» **WHAT YOU HAVE TO DO**: Copy each line of the entries that contains the word "feasibility".

[START SUPPLIED DATA]

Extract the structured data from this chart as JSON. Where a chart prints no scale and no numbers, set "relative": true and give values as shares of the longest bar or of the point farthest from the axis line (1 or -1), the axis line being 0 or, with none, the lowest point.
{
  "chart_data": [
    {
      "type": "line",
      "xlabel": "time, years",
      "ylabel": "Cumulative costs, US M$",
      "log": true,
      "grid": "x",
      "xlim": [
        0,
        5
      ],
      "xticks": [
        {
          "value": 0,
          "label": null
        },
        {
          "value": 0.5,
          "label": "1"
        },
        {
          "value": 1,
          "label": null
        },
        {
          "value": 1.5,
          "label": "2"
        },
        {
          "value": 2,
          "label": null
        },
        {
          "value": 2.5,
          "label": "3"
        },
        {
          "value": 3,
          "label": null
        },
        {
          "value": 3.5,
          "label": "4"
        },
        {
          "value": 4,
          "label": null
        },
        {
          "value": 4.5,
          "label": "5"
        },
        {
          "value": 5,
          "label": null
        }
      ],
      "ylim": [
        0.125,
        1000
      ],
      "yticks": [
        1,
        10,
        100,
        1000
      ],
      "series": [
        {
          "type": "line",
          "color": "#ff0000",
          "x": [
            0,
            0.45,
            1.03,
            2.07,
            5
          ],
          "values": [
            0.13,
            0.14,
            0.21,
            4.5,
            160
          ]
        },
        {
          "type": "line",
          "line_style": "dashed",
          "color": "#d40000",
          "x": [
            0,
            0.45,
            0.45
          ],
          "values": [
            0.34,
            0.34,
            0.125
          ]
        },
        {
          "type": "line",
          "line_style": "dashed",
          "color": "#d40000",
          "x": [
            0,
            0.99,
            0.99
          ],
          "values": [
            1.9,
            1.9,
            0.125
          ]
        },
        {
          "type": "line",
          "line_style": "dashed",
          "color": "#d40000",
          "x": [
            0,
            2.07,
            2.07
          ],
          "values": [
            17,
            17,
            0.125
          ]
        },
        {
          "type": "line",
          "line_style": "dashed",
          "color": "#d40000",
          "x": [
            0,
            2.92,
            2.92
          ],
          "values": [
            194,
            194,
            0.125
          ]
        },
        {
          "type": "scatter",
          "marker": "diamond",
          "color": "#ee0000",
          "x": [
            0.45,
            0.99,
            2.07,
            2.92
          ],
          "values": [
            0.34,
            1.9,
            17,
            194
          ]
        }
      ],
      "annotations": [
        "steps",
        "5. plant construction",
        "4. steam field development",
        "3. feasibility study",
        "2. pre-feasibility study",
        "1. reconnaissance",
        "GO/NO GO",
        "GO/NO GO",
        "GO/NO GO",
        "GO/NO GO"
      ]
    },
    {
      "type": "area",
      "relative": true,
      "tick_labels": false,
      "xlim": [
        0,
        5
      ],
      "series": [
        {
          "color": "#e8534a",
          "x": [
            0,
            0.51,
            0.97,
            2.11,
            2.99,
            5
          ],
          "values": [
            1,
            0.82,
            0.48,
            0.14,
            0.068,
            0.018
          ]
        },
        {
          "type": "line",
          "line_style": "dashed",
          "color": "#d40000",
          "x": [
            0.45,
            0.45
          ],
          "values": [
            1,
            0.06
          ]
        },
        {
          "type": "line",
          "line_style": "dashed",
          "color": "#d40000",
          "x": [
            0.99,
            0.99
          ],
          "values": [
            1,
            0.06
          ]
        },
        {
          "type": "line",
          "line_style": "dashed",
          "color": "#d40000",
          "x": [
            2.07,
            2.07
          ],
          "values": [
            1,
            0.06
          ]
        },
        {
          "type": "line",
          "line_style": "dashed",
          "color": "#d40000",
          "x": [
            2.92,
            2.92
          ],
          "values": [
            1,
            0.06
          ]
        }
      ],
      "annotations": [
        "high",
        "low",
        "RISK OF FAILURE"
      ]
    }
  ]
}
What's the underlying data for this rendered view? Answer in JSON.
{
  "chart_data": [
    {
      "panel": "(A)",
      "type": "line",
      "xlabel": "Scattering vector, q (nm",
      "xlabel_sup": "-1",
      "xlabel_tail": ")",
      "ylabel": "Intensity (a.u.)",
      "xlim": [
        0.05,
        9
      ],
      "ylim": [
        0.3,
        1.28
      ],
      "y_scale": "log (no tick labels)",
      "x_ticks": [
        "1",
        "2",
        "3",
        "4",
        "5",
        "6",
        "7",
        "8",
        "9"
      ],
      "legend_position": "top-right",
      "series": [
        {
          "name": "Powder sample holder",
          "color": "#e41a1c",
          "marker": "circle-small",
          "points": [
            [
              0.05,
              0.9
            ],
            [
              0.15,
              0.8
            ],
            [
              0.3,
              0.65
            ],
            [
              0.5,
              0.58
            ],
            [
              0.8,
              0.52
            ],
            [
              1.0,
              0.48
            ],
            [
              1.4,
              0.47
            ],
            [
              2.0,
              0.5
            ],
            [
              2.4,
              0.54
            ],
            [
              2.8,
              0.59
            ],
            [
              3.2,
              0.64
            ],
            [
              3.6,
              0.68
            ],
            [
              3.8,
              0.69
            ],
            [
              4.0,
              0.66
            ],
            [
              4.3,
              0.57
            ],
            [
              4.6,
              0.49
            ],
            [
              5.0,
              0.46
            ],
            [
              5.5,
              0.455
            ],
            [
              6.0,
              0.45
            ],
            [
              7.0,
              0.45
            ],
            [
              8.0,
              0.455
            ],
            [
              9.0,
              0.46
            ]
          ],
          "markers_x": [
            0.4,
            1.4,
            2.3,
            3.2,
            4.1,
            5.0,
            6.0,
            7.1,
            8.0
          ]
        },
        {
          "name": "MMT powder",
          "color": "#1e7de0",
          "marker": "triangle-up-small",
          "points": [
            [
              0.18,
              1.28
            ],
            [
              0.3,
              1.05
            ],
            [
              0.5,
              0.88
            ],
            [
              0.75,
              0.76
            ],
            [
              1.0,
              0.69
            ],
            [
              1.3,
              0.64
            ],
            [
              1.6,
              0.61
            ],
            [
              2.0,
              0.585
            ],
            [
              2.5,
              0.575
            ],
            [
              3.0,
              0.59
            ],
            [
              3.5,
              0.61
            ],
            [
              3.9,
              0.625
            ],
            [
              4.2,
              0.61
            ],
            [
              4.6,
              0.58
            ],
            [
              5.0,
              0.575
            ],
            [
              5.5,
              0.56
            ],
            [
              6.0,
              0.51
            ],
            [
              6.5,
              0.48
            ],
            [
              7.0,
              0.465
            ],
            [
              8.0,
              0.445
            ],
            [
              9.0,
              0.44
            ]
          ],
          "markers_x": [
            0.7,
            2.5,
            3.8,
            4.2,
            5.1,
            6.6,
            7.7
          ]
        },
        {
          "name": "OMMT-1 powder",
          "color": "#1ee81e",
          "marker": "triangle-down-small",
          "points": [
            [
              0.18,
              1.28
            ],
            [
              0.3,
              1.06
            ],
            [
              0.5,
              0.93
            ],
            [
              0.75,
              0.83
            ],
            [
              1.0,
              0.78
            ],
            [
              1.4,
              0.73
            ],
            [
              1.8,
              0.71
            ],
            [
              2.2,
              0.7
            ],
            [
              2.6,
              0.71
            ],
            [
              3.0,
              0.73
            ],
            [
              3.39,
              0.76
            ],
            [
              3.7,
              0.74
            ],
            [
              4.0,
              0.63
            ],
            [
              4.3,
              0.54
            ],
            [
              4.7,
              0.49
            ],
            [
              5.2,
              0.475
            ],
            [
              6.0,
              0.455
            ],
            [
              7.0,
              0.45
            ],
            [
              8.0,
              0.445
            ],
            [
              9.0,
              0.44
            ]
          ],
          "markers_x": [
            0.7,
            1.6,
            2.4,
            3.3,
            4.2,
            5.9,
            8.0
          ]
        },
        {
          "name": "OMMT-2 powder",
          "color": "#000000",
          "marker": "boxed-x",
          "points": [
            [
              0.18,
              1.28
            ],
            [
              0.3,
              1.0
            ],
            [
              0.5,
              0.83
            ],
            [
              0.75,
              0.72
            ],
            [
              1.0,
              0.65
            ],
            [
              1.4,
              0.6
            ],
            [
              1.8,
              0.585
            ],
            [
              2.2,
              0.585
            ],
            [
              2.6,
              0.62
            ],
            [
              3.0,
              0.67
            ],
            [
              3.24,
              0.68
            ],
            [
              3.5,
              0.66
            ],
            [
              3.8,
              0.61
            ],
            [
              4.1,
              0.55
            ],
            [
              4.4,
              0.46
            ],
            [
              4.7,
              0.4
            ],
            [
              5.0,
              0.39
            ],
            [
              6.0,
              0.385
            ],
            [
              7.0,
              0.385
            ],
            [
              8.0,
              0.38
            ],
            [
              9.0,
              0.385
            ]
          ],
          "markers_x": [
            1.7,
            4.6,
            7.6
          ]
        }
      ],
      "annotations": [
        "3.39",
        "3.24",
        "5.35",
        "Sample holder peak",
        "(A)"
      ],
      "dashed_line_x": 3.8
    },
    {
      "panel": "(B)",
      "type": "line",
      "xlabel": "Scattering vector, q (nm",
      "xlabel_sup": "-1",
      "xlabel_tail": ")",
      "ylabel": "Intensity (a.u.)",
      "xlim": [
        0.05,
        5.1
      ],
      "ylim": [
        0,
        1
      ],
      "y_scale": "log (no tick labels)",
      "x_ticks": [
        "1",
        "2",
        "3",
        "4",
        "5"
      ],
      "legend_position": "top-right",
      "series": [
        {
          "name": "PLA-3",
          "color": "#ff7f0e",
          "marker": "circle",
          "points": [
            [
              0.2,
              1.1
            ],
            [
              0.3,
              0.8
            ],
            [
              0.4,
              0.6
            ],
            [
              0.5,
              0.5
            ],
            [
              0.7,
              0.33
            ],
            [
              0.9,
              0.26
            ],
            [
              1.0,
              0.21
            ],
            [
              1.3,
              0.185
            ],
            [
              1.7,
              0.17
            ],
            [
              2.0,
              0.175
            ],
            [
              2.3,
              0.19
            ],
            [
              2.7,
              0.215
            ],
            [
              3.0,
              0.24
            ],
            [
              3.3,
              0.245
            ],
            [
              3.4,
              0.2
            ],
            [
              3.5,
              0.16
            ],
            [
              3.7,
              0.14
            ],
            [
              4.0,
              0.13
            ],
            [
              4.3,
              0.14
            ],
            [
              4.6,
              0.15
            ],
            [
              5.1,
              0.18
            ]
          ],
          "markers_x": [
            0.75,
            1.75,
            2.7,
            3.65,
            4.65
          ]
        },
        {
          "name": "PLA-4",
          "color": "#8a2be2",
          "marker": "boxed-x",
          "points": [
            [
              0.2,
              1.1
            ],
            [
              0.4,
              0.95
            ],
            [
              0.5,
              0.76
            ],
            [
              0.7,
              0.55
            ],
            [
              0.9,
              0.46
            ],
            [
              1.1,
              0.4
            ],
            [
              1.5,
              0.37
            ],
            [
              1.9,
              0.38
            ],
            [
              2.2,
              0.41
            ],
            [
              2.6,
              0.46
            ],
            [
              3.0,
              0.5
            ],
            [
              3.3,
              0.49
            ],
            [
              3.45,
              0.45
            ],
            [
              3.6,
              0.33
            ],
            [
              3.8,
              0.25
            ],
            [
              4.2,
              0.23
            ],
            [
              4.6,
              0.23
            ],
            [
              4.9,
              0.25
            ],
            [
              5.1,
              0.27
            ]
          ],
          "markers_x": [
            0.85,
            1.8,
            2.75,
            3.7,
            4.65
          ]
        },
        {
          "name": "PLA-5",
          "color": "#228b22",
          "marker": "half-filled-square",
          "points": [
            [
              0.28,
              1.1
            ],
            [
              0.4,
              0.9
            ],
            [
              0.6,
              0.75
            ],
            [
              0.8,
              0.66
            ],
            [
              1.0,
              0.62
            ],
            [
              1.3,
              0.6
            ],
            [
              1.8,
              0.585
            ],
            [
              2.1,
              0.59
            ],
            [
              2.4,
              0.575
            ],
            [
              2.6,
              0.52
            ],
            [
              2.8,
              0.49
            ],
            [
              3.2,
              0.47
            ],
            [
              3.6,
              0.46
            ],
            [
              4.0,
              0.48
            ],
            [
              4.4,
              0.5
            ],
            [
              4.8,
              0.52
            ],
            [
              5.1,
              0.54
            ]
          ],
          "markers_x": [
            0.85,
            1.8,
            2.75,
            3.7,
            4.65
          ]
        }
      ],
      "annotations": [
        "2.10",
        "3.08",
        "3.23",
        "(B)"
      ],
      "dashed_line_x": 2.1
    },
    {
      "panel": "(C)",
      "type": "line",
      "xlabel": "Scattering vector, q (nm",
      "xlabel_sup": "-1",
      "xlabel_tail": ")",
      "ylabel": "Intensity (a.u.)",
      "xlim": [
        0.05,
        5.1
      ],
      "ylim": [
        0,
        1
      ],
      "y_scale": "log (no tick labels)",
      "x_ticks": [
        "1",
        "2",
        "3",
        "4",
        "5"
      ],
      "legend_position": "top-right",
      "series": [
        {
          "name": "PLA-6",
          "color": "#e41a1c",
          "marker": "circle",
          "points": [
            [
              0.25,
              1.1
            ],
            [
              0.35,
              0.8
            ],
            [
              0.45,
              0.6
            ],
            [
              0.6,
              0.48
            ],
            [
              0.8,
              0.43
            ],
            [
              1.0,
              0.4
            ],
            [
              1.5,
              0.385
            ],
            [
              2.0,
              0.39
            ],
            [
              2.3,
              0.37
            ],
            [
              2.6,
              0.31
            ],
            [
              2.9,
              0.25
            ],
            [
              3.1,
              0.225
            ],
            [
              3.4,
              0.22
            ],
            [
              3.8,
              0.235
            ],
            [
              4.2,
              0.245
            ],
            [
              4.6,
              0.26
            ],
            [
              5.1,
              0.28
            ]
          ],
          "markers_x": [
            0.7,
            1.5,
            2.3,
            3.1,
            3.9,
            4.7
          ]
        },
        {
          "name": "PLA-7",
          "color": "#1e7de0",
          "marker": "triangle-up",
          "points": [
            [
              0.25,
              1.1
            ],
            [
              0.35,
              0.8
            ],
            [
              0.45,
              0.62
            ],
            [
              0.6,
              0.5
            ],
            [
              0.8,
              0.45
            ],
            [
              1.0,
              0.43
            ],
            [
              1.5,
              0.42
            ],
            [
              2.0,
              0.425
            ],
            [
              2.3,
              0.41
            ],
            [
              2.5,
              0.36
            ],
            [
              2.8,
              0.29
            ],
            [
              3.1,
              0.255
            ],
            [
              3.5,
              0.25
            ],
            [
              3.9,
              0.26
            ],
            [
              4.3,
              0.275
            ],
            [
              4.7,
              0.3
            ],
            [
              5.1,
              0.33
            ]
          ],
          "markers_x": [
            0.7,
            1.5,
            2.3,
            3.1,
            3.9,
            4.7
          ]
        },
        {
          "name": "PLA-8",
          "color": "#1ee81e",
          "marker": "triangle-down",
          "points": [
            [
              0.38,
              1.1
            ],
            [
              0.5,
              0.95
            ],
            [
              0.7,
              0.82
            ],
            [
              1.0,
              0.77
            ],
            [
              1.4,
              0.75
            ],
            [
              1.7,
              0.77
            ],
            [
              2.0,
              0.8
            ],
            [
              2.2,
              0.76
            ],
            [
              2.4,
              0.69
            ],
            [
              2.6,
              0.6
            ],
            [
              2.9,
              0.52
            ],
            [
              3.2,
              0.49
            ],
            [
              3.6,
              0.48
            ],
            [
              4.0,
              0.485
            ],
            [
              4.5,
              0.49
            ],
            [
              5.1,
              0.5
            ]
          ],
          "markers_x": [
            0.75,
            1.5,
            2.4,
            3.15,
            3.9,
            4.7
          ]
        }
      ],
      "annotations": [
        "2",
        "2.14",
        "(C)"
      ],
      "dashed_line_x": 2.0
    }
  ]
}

[END SUPPLIED DATA]

» **EXERCISE ANSWER**:
        "3. feasibility study",
        "2. pre-feasibility study",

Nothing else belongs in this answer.